(Collection entries)
::::::::::
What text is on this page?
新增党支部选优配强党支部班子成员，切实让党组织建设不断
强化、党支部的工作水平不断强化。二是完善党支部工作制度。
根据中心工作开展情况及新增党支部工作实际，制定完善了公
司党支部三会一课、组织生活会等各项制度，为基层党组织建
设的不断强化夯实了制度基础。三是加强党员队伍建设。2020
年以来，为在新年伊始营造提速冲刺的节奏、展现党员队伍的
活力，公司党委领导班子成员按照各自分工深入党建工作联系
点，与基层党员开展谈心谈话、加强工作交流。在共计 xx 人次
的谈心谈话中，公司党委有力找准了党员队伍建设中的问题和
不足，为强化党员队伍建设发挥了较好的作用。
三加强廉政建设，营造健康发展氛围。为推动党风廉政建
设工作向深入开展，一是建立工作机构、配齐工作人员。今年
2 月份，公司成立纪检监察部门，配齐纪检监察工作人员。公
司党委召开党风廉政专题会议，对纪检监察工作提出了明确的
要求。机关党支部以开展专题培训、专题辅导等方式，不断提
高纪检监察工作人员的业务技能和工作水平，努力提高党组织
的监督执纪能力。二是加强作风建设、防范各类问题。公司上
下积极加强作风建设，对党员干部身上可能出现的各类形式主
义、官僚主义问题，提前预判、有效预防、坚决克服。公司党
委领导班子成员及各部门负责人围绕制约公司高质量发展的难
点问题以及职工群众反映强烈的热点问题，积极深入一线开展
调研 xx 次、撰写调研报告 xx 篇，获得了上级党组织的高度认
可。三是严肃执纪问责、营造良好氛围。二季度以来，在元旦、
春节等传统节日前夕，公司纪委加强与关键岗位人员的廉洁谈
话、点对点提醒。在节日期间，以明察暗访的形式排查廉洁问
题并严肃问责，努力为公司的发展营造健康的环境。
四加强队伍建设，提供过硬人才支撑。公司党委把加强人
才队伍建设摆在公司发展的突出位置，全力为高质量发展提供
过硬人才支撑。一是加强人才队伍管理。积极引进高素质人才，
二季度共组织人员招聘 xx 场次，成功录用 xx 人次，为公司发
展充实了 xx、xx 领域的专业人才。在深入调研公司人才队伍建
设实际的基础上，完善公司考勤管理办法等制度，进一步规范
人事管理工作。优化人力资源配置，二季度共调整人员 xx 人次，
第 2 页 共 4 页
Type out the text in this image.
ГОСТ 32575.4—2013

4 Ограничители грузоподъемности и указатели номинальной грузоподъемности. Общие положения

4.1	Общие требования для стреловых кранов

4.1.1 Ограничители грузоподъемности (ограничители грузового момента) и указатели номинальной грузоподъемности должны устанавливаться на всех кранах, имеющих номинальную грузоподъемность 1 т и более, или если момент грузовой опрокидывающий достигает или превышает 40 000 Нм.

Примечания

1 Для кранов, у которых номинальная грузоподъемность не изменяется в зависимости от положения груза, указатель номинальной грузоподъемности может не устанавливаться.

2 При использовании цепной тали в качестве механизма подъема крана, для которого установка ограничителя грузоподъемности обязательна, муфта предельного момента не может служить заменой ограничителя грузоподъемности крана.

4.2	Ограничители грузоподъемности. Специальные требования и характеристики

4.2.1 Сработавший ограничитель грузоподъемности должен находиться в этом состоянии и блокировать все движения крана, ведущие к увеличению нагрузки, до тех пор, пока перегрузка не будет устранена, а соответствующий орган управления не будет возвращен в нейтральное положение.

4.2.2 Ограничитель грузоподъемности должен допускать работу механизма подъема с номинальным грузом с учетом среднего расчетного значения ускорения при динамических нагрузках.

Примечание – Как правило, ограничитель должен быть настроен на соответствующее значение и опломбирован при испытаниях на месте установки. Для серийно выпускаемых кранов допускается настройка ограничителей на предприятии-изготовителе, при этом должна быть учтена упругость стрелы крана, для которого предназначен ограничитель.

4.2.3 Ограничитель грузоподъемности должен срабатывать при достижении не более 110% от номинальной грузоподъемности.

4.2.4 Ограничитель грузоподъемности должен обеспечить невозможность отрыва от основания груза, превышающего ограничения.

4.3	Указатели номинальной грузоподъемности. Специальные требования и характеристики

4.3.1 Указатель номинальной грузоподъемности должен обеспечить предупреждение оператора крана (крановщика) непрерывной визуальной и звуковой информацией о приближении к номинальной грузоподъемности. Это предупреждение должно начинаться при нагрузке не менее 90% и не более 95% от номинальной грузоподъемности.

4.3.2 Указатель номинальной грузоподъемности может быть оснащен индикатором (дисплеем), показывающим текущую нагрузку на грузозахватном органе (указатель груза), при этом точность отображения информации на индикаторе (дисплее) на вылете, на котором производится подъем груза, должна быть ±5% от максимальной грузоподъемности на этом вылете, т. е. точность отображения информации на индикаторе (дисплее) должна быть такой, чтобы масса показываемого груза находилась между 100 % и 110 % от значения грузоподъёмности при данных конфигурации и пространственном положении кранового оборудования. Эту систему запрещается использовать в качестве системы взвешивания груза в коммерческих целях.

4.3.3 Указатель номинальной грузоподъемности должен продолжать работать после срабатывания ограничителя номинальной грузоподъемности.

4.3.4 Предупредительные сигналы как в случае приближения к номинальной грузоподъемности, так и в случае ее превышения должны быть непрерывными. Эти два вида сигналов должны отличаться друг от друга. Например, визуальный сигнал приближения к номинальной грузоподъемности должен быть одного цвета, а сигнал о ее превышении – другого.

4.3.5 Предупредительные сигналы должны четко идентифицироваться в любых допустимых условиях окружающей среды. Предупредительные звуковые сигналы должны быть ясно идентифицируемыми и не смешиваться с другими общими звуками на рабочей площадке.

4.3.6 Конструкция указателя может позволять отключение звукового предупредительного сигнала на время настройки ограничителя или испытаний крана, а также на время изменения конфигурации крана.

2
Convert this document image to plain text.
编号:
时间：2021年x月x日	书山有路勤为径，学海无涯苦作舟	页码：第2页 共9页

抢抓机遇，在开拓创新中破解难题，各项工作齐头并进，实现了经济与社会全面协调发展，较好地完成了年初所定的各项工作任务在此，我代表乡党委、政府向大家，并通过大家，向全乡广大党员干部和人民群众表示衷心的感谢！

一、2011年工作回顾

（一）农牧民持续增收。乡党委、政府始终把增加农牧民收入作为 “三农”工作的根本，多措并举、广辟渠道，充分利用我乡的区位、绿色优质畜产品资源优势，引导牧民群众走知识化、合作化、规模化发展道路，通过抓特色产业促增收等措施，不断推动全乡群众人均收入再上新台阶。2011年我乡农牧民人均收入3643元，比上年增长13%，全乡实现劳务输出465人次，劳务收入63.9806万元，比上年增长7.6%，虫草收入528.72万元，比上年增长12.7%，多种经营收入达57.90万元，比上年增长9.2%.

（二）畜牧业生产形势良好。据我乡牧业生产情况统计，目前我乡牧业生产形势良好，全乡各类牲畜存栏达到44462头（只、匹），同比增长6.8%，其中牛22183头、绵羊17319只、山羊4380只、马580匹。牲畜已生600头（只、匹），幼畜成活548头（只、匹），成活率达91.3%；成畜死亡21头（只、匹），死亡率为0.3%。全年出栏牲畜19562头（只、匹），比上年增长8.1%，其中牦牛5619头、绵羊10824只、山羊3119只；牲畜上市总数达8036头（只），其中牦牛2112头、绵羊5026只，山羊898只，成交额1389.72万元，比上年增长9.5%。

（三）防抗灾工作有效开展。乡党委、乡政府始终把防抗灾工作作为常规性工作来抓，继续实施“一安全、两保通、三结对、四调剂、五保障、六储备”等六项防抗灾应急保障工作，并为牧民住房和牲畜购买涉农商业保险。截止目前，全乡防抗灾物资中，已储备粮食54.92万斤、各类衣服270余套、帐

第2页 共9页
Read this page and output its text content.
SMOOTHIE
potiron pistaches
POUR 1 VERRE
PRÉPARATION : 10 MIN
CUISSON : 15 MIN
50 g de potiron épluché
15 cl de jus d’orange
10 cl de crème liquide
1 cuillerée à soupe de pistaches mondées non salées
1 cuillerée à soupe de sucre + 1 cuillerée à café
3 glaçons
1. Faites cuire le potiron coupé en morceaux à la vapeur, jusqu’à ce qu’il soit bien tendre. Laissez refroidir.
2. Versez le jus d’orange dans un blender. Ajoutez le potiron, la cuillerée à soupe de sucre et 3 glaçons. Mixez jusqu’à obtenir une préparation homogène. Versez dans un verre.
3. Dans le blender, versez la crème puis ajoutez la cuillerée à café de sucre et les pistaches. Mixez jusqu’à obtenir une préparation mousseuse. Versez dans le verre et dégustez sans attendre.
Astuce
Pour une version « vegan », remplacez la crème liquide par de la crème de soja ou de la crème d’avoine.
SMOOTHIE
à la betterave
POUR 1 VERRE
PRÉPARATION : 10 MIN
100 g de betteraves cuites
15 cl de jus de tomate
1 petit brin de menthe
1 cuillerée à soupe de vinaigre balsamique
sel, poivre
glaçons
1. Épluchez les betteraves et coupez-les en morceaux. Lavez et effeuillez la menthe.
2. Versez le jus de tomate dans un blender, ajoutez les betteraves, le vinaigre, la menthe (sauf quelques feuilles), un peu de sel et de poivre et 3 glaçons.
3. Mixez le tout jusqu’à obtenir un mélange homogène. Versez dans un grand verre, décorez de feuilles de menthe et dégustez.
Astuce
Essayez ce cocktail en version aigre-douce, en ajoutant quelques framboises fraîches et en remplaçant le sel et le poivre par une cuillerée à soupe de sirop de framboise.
::::::::::
__WHAT YOU NEED TO DO__
Find the lines that include the string "menthe", then copy each of them.

__THE REPLY__
1 petit brin de menthe
1. Épluchez les betteraves et coupez-les en morceaux. Lavez et effeuillez la menthe.
2. Versez le jus de tomate dans un blender, ajoutez les betteraves, le vinaigre, la menthe (sauf quelques feuilles), un peu de sel et de poivre et 3 glaçons.
3. Mixez le tout jusqu’à obtenir un mélange homogène. Versez dans un grand verre, décorez de feuilles de menthe et dégustez.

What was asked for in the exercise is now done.